**EXERCISE DETAILS:**
Copy out each line featuring the string "dryers" from the entries beneath.

**DATA SECTION:**
++++++++

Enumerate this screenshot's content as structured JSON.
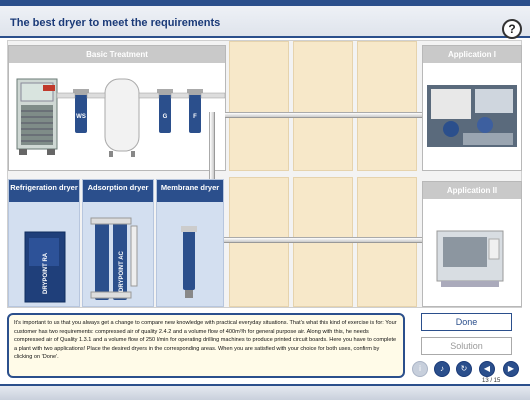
{
  "header": {
    "title": "The best dryer to meet the requirements",
    "help_glyph": "?"
  },
  "stage": {
    "basic_treatment_label": "Basic Treatment",
    "compressor_badge": "MHB",
    "filter_labels": [
      "WS",
      "G",
      "F"
    ],
    "application_1_label": "Application I",
    "application_2_label": "Application II"
  },
  "dryers": [
    {
      "label": "Refrigeration dryer",
      "unit_text": "DRYPOINT RA"
    },
    {
      "label": "Adsorption dryer",
      "unit_text": "DRYPOINT AC"
    },
    {
      "label": "Membrane dryer"
    }
  ],
  "instructions": "It's important to us that you always get a change to compare new knowledge with practical everyday situations. That's what this kind of exercise is for: Your customer has two requirements: compressed air of quality 2.4.2 and a volume flow of 400m³/h for general purpose air. Along with this, he needs compressed air of Quality 1.3.1 and a volume flow of 250 l/min for operating drilling machines to produce printed circuit boards. Here you have to complete a plant with two applications! Place the desired dryers in the corresponding areas. When you are satisfied with your choice for both uses, confirm by clicking on 'Done'.",
  "buttons": {
    "done": "Done",
    "solution": "Solution"
  },
  "controls": {
    "help_icon": "info-icon",
    "sound_icon": "speaker-icon",
    "replay_icon": "replay-icon",
    "prev_icon": "arrow-left-icon",
    "next_icon": "arrow-right-icon"
  },
  "pager": "13 / 15",
  "colors": {
    "accent": "#2b4f8c",
    "zone": "#f7e8c9",
    "dryer_panel": "#d3dff0"
  }
}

++++++++

**TASK RESULT:**
  "dryers": [
  "instructions": "It's important to us that you always get a change to compare new knowledge with practical everyday situations. That's what this kind of exercise is for: Your customer has two requirements: compressed air of quality 2.4.2 and a volume flow of 400m³/h for general purpose air. Along with this, he needs compressed air of Quality 1.3.1 and a volume flow of 250 l/min for operating drilling machines to produce printed circuit boards. Here you have to complete a plant with two applications! Place the desired dryers in the corresponding areas. When you are satisfied with your choice for both uses, confirm by clicking on 'Done'.",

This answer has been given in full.